> _SHORT TASK_:
Report, as a bare number, how many lines of the material below contain the word "darab".

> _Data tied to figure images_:
-=-=-
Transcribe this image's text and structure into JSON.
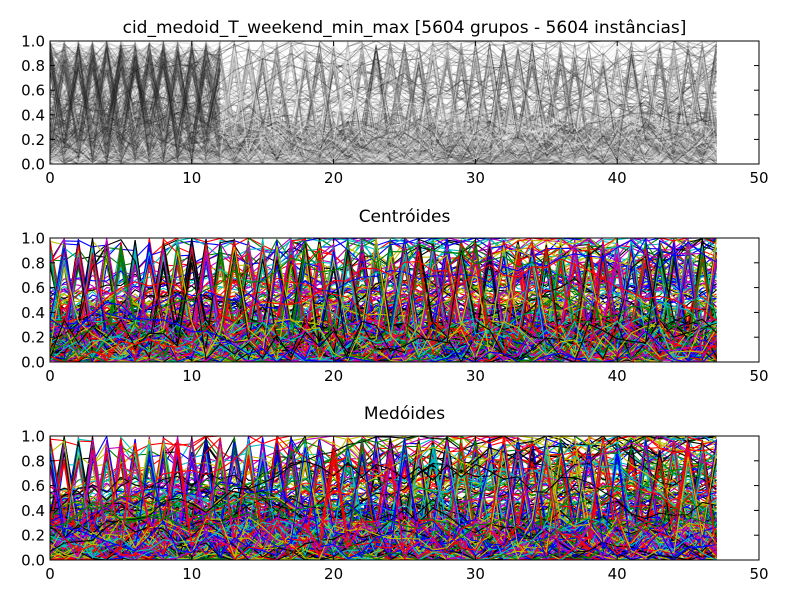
{
  "figure": {
    "background": "#ffffff"
  },
  "chart_data": [
    {
      "type": "line",
      "title": "cid_medoid_T_weekend_min_max [5604 grupos - 5604 instâncias]",
      "xlabel": "",
      "ylabel": "",
      "xlim": [
        0,
        50
      ],
      "ylim": [
        0,
        1
      ],
      "x_ticks": [
        0,
        10,
        20,
        30,
        40,
        50
      ],
      "y_ticks": [
        0.0,
        0.2,
        0.4,
        0.6,
        0.8,
        1.0
      ],
      "x_tick_labels": [
        "0",
        "10",
        "20",
        "30",
        "40",
        "50"
      ],
      "y_tick_labels": [
        "0.0",
        "0.2",
        "0.4",
        "0.6",
        "0.8",
        "1.0"
      ],
      "grid": false,
      "legend": "none",
      "x_range_of_series": [
        0,
        47
      ],
      "series_count": 5604,
      "coloring": "grayscale",
      "palette": [
        "#111111",
        "#333333",
        "#555555",
        "#777777",
        "#999999",
        "#bbbbbb",
        "#dddddd",
        "#f0f0f0",
        "#f7f7f7",
        "#ffffff"
      ]
    },
    {
      "type": "line",
      "title": "Centróides",
      "xlabel": "",
      "ylabel": "",
      "xlim": [
        0,
        50
      ],
      "ylim": [
        0,
        1
      ],
      "x_ticks": [
        0,
        10,
        20,
        30,
        40,
        50
      ],
      "y_ticks": [
        0.0,
        0.2,
        0.4,
        0.6,
        0.8,
        1.0
      ],
      "x_tick_labels": [
        "0",
        "10",
        "20",
        "30",
        "40",
        "50"
      ],
      "y_tick_labels": [
        "0.0",
        "0.2",
        "0.4",
        "0.6",
        "0.8",
        "1.0"
      ],
      "grid": false,
      "legend": "none",
      "x_range_of_series": [
        0,
        47
      ],
      "series_count": 5604,
      "coloring": "cycle",
      "palette": [
        "#0000ff",
        "#008000",
        "#ff0000",
        "#00bfbf",
        "#bf00bf",
        "#bfbf00",
        "#000000"
      ]
    },
    {
      "type": "line",
      "title": "Medóides",
      "xlabel": "",
      "ylabel": "",
      "xlim": [
        0,
        50
      ],
      "ylim": [
        0,
        1
      ],
      "x_ticks": [
        0,
        10,
        20,
        30,
        40,
        50
      ],
      "y_ticks": [
        0.0,
        0.2,
        0.4,
        0.6,
        0.8,
        1.0
      ],
      "x_tick_labels": [
        "0",
        "10",
        "20",
        "30",
        "40",
        "50"
      ],
      "y_tick_labels": [
        "0.0",
        "0.2",
        "0.4",
        "0.6",
        "0.8",
        "1.0"
      ],
      "grid": false,
      "legend": "none",
      "x_range_of_series": [
        0,
        47
      ],
      "series_count": 5604,
      "coloring": "cycle",
      "palette": [
        "#0000ff",
        "#008000",
        "#ff0000",
        "#00bfbf",
        "#bf00bf",
        "#bfbf00",
        "#000000"
      ]
    }
  ]
}
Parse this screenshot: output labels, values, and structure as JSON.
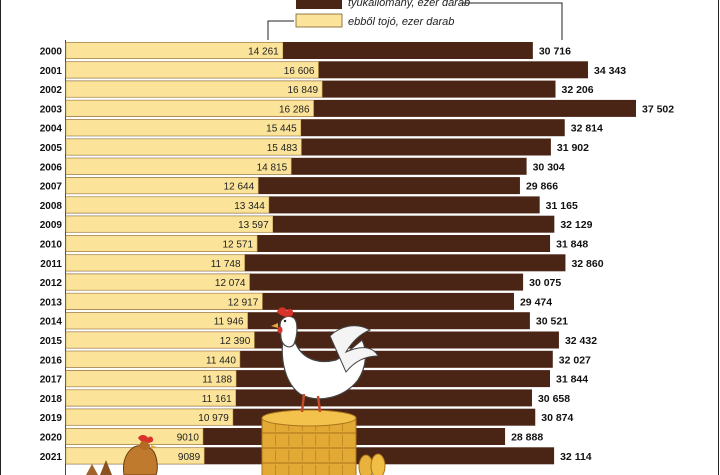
{
  "chart_data": {
    "type": "bar",
    "orientation": "horizontal",
    "layout": "overlapping",
    "categories": [
      "2000",
      "2001",
      "2002",
      "2003",
      "2004",
      "2005",
      "2006",
      "2007",
      "2008",
      "2009",
      "2010",
      "2011",
      "2012",
      "2013",
      "2014",
      "2015",
      "2016",
      "2017",
      "2018",
      "2019",
      "2020",
      "2021"
    ],
    "series": [
      {
        "name": "tyúkállomány, ezer darab",
        "color": "#4a2414",
        "values": [
          30716,
          34343,
          32206,
          37502,
          32814,
          31902,
          30304,
          29866,
          31165,
          32129,
          31848,
          32860,
          30075,
          29474,
          30521,
          32432,
          32027,
          31844,
          30658,
          30874,
          28888,
          32114
        ],
        "labels": [
          "30 716",
          "34 343",
          "32 206",
          "37 502",
          "32 814",
          "31 902",
          "30 304",
          "29 866",
          "31 165",
          "32 129",
          "31 848",
          "32 860",
          "30 075",
          "29 474",
          "30 521",
          "32 432",
          "32 027",
          "31 844",
          "30 658",
          "30 874",
          "28 888",
          "32 114"
        ]
      },
      {
        "name": "ebből tojó, ezer darab",
        "color": "#fbe49a",
        "values": [
          14261,
          16606,
          16849,
          16286,
          15445,
          15483,
          14815,
          12644,
          13344,
          13597,
          12571,
          11748,
          12074,
          12917,
          11946,
          12390,
          11440,
          11188,
          11161,
          10979,
          9010,
          9089
        ],
        "labels": [
          "14 261",
          "16 606",
          "16 849",
          "16 286",
          "15 445",
          "15 483",
          "14 815",
          "12 644",
          "13 344",
          "13 597",
          "12 571",
          "11 748",
          "12 074",
          "12 917",
          "11 946",
          "12 390",
          "11 440",
          "11 188",
          "11 161",
          "10 979",
          "9010",
          "9089"
        ]
      }
    ],
    "xlim": [
      0,
      37502
    ],
    "legend_position": "top-center"
  }
}
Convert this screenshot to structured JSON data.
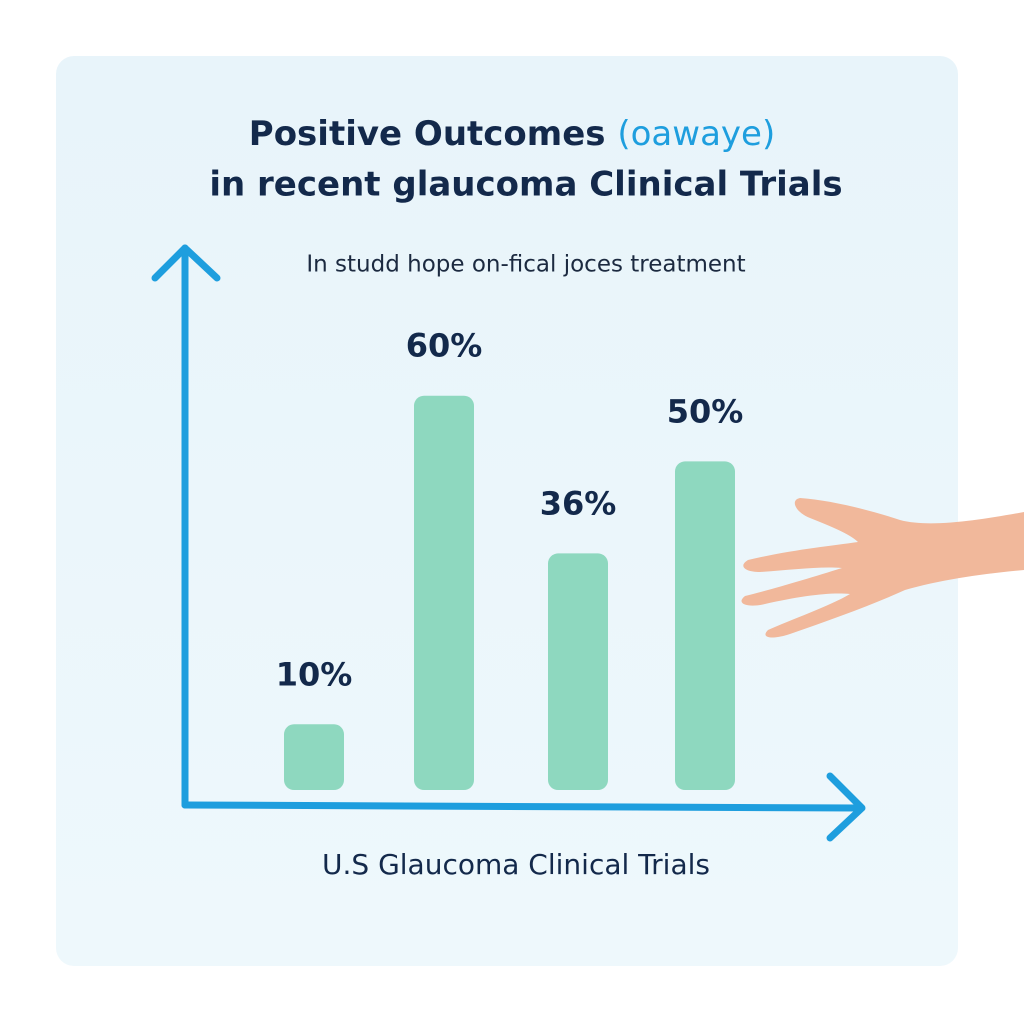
{
  "chart_data": {
    "type": "bar",
    "title": "Positive Outcomes",
    "title_highlight": "(oawaye)",
    "title_line2": "in recent glaucoma Clinical Trials",
    "subtitle": "In studd hope on-fical joces treatment",
    "x_label": "U.S Glaucoma Clinical Trials",
    "categories": [
      null,
      null,
      null,
      null
    ],
    "values": [
      10,
      60,
      36,
      50
    ],
    "value_labels": [
      "10%",
      "60%",
      "36%",
      "50%"
    ],
    "color": "#8ed8bf",
    "axis_color": "#1e9ede",
    "highlight_color": "#1e9ede",
    "ylim": [
      0,
      70
    ]
  }
}
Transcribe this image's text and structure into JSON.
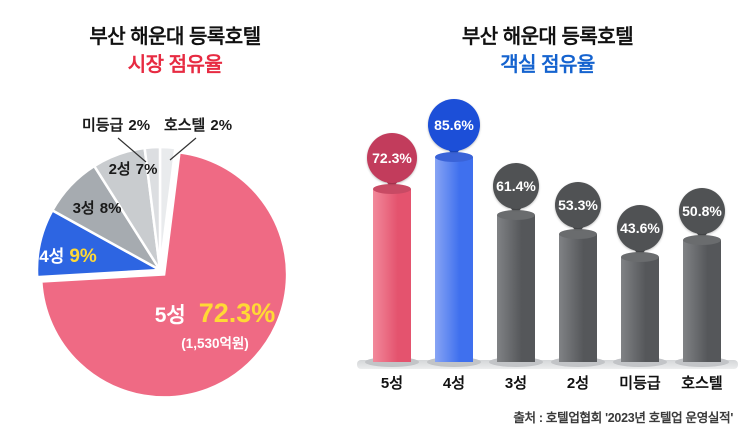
{
  "left_chart": {
    "title": "부산 해운대 등록호텔",
    "subtitle": "시장 점유율",
    "subtitle_color": "#e72b42",
    "labels": {
      "five": {
        "name": "5성",
        "value": "72.3%",
        "note": "(1,530억원)"
      },
      "four": {
        "name": "4성",
        "value": "9%"
      },
      "three": {
        "name": "3성",
        "value": "8%"
      },
      "two": {
        "name": "2성",
        "value": "7%"
      },
      "nograde": {
        "name": "미등급",
        "value": "2%"
      },
      "hostel": {
        "name": "호스텔",
        "value": "2%"
      }
    }
  },
  "right_chart": {
    "title": "부산 해운대 등록호텔",
    "subtitle": "객실 점유율",
    "subtitle_color": "#1563cf"
  },
  "source": "출처 : 호텔업협회 '2023년 호텔업 운영실적'",
  "colors": {
    "highlight_yellow": "#ffd935",
    "pie_pink": "#ef6a84",
    "pie_blue": "#2d65e2",
    "bar_red_bubble": "#c23c5c",
    "bar_blue_bubble": "#1c4fd8",
    "bar_gray_bubble": "#505254"
  },
  "bar_chart": {
    "column_styles": [
      {
        "bubble": "#c23c5c",
        "size": 50,
        "top": "#c84a64",
        "bar": "#e4536e",
        "bar_light": "#f2899b"
      },
      {
        "bubble": "#1c4fd8",
        "size": 52,
        "top": "#3a63d8",
        "bar": "#3f70ee",
        "bar_light": "#87a4f4"
      },
      {
        "bubble": "#505254",
        "size": 46,
        "top": "#6a6c6e",
        "bar": "#55575a",
        "bar_light": "#808285"
      },
      {
        "bubble": "#505254",
        "size": 46,
        "top": "#6a6c6e",
        "bar": "#55575a",
        "bar_light": "#808285"
      },
      {
        "bubble": "#505254",
        "size": 46,
        "top": "#6a6c6e",
        "bar": "#55575a",
        "bar_light": "#808285"
      },
      {
        "bubble": "#505254",
        "size": 46,
        "top": "#6a6c6e",
        "bar": "#55575a",
        "bar_light": "#808285"
      }
    ]
  },
  "chart_data": [
    {
      "type": "pie",
      "title": "부산 해운대 등록호텔",
      "subtitle": "시장 점유율",
      "unit": "%",
      "start_angle_clockwise_from_top": 0,
      "slices": [
        {
          "label": "호스텔",
          "value": 2,
          "color": "#e9ebed"
        },
        {
          "label": "5성",
          "value": 72.3,
          "color": "#ef6a84",
          "note": "1,530억원",
          "explode": 6
        },
        {
          "label": "4성",
          "value": 9,
          "color": "#2d65e2"
        },
        {
          "label": "3성",
          "value": 8,
          "color": "#a6abb0"
        },
        {
          "label": "2성",
          "value": 7,
          "color": "#c9cccf"
        },
        {
          "label": "미등급",
          "value": 2,
          "color": "#dcdee1"
        }
      ]
    },
    {
      "type": "bar",
      "title": "부산 해운대 등록호텔",
      "subtitle": "객실 점유율",
      "categories": [
        "5성",
        "4성",
        "3성",
        "2성",
        "미등급",
        "호스텔"
      ],
      "values": [
        72.3,
        85.6,
        61.4,
        53.3,
        43.6,
        50.8
      ],
      "unit": "%",
      "ylim": [
        0,
        100
      ],
      "legend": false,
      "grid": false
    }
  ]
}
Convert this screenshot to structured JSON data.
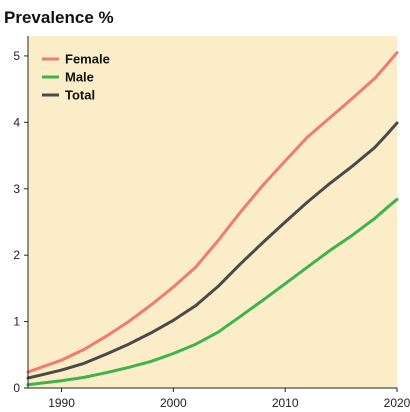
{
  "chart_data": {
    "type": "line",
    "title": "Prevalence %",
    "xlabel": "",
    "ylabel": "",
    "xlim": [
      1987,
      2020
    ],
    "ylim": [
      0,
      5.3
    ],
    "x_ticks": [
      1990,
      2000,
      2010,
      2020
    ],
    "y_ticks": [
      0,
      1,
      2,
      3,
      4,
      5
    ],
    "grid": false,
    "legend_position": "top-left",
    "background_color": "#fbedc8",
    "series": [
      {
        "name": "Female",
        "color": "#f07b6e",
        "x": [
          1987,
          1988,
          1990,
          1992,
          1994,
          1996,
          1998,
          2000,
          2002,
          2004,
          2006,
          2008,
          2010,
          2012,
          2014,
          2016,
          2018,
          2019,
          2020
        ],
        "y": [
          0.24,
          0.3,
          0.42,
          0.58,
          0.78,
          1.0,
          1.25,
          1.52,
          1.82,
          2.22,
          2.65,
          3.05,
          3.42,
          3.78,
          4.07,
          4.36,
          4.66,
          4.85,
          5.05
        ]
      },
      {
        "name": "Male",
        "color": "#3cb44b",
        "x": [
          1987,
          1988,
          1990,
          1992,
          1994,
          1996,
          1998,
          2000,
          2002,
          2004,
          2006,
          2008,
          2010,
          2012,
          2014,
          2016,
          2018,
          2019,
          2020
        ],
        "y": [
          0.05,
          0.07,
          0.11,
          0.16,
          0.23,
          0.31,
          0.4,
          0.52,
          0.66,
          0.84,
          1.08,
          1.32,
          1.57,
          1.82,
          2.07,
          2.3,
          2.55,
          2.7,
          2.84
        ]
      },
      {
        "name": "Total",
        "color": "#4a4a4a",
        "x": [
          1987,
          1988,
          1990,
          1992,
          1994,
          1996,
          1998,
          2000,
          2002,
          2004,
          2006,
          2008,
          2010,
          2012,
          2014,
          2016,
          2018,
          2019,
          2020
        ],
        "y": [
          0.15,
          0.19,
          0.27,
          0.37,
          0.51,
          0.66,
          0.83,
          1.02,
          1.24,
          1.53,
          1.87,
          2.19,
          2.5,
          2.8,
          3.08,
          3.34,
          3.62,
          3.8,
          3.99
        ]
      }
    ]
  }
}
-=-=-
> _CORRECT OUTPUT_:
2